§ Task objective
Gather up all lines that carry the word "bottom".

§ Excerpted data
════════
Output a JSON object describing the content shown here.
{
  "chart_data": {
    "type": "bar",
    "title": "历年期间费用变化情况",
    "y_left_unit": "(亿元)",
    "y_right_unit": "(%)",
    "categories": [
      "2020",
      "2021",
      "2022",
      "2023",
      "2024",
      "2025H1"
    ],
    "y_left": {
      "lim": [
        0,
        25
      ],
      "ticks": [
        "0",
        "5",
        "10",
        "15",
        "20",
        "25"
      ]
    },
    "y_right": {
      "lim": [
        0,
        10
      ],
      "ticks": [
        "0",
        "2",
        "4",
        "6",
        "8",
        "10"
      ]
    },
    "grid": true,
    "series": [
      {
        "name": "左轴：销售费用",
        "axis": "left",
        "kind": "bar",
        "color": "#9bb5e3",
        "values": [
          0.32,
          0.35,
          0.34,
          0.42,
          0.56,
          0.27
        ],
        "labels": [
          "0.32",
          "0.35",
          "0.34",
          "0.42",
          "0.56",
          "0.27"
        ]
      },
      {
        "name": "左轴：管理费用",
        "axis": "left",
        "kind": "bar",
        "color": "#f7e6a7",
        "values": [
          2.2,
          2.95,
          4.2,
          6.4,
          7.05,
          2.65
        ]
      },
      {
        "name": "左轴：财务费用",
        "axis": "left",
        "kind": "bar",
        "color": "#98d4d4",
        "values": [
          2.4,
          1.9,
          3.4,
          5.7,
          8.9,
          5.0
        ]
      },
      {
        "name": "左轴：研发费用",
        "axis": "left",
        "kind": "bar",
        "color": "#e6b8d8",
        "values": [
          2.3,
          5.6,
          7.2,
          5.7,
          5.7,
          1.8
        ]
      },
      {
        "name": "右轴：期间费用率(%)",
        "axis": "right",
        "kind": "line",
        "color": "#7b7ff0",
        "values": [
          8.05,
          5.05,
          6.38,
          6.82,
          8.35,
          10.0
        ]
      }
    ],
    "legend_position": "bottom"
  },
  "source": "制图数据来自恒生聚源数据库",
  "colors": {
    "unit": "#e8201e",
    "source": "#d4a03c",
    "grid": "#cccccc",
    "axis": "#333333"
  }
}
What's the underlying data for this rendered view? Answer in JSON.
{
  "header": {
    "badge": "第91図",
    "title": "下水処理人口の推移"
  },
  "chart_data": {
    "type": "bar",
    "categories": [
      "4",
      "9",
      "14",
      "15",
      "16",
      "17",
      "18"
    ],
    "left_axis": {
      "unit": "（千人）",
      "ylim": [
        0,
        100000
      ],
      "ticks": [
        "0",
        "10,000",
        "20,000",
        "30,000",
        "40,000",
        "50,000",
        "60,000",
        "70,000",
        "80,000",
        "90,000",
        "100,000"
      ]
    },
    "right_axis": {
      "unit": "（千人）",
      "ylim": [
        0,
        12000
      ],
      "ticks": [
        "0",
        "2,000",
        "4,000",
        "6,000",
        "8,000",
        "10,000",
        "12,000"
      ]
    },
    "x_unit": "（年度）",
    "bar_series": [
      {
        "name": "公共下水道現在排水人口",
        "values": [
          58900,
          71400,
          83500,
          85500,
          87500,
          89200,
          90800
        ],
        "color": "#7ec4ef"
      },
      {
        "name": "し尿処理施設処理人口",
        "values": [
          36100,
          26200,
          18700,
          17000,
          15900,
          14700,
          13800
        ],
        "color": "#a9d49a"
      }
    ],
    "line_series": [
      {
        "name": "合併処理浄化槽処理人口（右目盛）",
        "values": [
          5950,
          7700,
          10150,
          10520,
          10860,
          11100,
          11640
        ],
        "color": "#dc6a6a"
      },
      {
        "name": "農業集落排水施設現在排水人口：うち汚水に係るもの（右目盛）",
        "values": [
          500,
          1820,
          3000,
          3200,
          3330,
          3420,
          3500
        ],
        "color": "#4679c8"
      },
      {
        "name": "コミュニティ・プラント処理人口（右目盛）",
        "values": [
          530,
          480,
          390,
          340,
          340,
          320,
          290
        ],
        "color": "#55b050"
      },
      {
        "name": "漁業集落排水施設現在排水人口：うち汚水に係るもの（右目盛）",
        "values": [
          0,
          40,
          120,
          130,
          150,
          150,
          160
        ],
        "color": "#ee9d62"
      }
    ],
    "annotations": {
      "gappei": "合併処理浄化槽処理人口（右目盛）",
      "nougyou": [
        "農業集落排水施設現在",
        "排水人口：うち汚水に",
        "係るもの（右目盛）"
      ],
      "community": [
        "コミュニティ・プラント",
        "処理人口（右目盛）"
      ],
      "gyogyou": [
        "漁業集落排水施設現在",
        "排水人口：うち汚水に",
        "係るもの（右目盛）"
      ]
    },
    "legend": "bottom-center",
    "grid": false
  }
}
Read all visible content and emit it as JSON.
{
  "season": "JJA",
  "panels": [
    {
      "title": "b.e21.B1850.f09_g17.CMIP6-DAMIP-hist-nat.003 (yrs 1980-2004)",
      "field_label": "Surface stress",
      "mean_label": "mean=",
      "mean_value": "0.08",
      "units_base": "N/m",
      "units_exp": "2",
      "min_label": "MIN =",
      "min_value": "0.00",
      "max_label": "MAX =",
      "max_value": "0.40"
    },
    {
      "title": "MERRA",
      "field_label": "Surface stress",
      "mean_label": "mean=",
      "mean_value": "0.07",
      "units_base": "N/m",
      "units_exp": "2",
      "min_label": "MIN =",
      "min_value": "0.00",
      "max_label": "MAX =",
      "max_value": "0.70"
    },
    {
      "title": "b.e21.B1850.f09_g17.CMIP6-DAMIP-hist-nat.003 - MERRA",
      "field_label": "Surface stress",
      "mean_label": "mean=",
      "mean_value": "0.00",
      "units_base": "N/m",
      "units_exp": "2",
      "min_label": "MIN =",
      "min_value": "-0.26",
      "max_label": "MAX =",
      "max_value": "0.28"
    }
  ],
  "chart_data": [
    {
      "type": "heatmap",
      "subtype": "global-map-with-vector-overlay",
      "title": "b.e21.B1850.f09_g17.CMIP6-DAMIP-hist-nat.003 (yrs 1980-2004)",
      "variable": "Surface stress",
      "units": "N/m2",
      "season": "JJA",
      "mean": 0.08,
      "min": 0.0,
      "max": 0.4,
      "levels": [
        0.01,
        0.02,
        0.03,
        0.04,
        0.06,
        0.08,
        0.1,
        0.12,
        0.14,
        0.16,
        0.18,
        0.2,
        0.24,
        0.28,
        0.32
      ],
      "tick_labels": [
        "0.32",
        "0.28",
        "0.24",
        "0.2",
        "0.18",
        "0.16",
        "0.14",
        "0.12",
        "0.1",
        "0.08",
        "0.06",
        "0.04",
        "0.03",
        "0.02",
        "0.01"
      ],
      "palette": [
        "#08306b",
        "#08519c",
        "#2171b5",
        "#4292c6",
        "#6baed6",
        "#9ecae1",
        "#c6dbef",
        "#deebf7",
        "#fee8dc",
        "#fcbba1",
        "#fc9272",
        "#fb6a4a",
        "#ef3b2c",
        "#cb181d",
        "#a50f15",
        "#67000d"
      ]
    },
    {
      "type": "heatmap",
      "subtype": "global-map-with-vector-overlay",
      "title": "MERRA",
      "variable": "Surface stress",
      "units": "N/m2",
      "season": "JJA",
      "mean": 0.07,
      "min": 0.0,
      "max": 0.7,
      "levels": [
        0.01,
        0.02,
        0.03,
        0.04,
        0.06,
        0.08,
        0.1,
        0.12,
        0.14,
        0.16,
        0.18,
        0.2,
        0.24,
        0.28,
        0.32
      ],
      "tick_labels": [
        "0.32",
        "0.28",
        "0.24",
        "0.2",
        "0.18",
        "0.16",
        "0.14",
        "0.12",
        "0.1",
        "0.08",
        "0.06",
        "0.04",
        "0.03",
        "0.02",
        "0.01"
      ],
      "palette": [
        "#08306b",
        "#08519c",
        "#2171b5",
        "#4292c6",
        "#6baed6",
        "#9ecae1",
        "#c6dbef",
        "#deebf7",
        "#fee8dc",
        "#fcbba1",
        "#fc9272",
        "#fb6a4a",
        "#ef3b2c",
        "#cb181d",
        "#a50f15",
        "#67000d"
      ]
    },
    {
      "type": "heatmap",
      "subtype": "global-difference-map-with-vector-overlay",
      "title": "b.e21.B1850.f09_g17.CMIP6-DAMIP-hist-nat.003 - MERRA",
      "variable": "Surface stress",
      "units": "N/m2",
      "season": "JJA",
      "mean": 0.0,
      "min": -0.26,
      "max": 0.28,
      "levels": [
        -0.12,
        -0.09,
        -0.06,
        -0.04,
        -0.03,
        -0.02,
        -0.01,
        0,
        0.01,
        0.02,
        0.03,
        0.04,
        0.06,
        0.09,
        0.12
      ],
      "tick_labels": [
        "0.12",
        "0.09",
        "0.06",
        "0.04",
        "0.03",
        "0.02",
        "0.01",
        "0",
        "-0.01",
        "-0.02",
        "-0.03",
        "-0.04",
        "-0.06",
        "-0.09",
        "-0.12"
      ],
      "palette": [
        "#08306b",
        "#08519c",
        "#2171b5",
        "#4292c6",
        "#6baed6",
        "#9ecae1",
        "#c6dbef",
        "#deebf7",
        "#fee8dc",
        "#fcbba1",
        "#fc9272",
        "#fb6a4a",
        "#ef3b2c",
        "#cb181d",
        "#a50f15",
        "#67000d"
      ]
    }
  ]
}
════════
§ Solution
    "legend_position": "bottom"
    "legend": "bottom-center",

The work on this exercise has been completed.